> **Records for processing**

※ ※ ※

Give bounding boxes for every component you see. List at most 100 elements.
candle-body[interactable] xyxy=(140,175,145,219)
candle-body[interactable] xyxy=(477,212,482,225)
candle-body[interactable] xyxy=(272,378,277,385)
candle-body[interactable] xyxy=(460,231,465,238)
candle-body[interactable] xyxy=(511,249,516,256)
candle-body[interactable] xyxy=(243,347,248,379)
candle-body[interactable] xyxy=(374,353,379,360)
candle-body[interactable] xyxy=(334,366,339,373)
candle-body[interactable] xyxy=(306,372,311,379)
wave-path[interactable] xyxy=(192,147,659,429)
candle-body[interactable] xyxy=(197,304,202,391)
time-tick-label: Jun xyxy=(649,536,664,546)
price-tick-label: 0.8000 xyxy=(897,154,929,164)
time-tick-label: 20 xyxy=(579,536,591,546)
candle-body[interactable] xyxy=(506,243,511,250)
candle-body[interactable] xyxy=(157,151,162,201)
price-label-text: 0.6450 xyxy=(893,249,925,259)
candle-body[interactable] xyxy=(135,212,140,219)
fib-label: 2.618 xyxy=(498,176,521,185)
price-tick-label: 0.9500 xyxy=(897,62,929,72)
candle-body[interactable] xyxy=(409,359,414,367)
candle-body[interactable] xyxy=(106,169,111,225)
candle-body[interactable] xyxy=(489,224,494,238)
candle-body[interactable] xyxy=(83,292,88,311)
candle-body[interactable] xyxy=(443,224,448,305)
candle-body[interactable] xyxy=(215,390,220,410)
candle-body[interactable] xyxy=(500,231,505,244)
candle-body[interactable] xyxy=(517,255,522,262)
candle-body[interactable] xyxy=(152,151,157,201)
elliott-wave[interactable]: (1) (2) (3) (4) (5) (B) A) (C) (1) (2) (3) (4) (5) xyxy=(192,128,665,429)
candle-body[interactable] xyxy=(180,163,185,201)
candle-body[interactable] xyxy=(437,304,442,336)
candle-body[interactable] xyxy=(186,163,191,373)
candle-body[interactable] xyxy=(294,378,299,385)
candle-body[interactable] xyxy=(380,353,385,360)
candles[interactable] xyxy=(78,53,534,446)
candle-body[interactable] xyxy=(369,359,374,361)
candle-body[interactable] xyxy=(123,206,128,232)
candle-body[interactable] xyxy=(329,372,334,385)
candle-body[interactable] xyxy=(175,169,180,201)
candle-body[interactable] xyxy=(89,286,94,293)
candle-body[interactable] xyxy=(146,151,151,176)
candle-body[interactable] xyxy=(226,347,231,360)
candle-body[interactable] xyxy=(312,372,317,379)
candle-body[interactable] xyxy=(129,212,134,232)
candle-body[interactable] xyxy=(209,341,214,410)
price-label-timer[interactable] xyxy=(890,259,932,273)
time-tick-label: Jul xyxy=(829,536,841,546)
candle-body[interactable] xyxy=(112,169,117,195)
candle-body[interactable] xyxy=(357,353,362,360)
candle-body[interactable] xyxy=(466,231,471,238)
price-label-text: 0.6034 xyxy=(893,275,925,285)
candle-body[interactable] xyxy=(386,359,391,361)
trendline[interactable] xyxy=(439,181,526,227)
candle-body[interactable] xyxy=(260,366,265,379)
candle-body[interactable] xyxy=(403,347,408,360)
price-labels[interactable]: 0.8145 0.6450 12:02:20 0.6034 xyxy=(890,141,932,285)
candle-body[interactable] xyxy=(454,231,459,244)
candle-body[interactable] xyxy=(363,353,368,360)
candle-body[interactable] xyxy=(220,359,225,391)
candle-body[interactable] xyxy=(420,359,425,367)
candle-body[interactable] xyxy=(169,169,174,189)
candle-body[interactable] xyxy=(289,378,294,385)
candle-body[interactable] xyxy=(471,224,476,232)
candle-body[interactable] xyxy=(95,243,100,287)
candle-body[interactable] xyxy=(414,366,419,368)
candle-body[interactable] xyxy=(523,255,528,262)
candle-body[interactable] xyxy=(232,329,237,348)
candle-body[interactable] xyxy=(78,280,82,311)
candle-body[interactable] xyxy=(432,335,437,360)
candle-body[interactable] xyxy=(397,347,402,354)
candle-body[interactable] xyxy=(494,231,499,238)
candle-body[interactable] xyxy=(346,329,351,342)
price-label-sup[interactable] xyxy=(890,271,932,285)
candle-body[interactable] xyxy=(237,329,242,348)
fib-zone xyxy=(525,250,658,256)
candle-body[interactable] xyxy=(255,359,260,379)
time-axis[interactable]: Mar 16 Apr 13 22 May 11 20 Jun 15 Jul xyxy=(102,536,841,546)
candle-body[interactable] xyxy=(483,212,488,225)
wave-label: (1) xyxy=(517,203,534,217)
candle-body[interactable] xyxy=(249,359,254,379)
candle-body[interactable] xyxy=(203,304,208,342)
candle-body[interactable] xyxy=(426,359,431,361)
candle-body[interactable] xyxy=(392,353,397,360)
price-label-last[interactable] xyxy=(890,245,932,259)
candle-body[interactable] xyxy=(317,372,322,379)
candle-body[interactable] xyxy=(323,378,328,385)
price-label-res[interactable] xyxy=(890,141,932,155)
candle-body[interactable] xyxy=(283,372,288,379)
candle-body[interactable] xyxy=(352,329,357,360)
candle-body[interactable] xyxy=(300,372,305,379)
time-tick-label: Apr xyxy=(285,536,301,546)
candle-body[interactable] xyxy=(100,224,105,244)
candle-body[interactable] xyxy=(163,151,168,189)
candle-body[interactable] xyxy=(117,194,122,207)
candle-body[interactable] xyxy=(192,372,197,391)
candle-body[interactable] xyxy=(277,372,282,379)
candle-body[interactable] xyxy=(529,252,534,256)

※ ※ ※

> **Do this**
Print the material exactly, starting at its first line and ending with the line containing "price-tick-label: 0.8000 xyxy=(897,154,929,164)", including both of these lines.

> **Answer to this exercise**
Give bounding boxes for every component you see. List at most 100 elements.
candle-body[interactable] xyxy=(140,175,145,219)
candle-body[interactable] xyxy=(477,212,482,225)
candle-body[interactable] xyxy=(272,378,277,385)
candle-body[interactable] xyxy=(460,231,465,238)
candle-body[interactable] xyxy=(511,249,516,256)
candle-body[interactable] xyxy=(243,347,248,379)
candle-body[interactable] xyxy=(374,353,379,360)
candle-body[interactable] xyxy=(334,366,339,373)
candle-body[interactable] xyxy=(306,372,311,379)
wave-path[interactable] xyxy=(192,147,659,429)
candle-body[interactable] xyxy=(197,304,202,391)
time-tick-label: Jun xyxy=(649,536,664,546)
price-tick-label: 0.8000 xyxy=(897,154,929,164)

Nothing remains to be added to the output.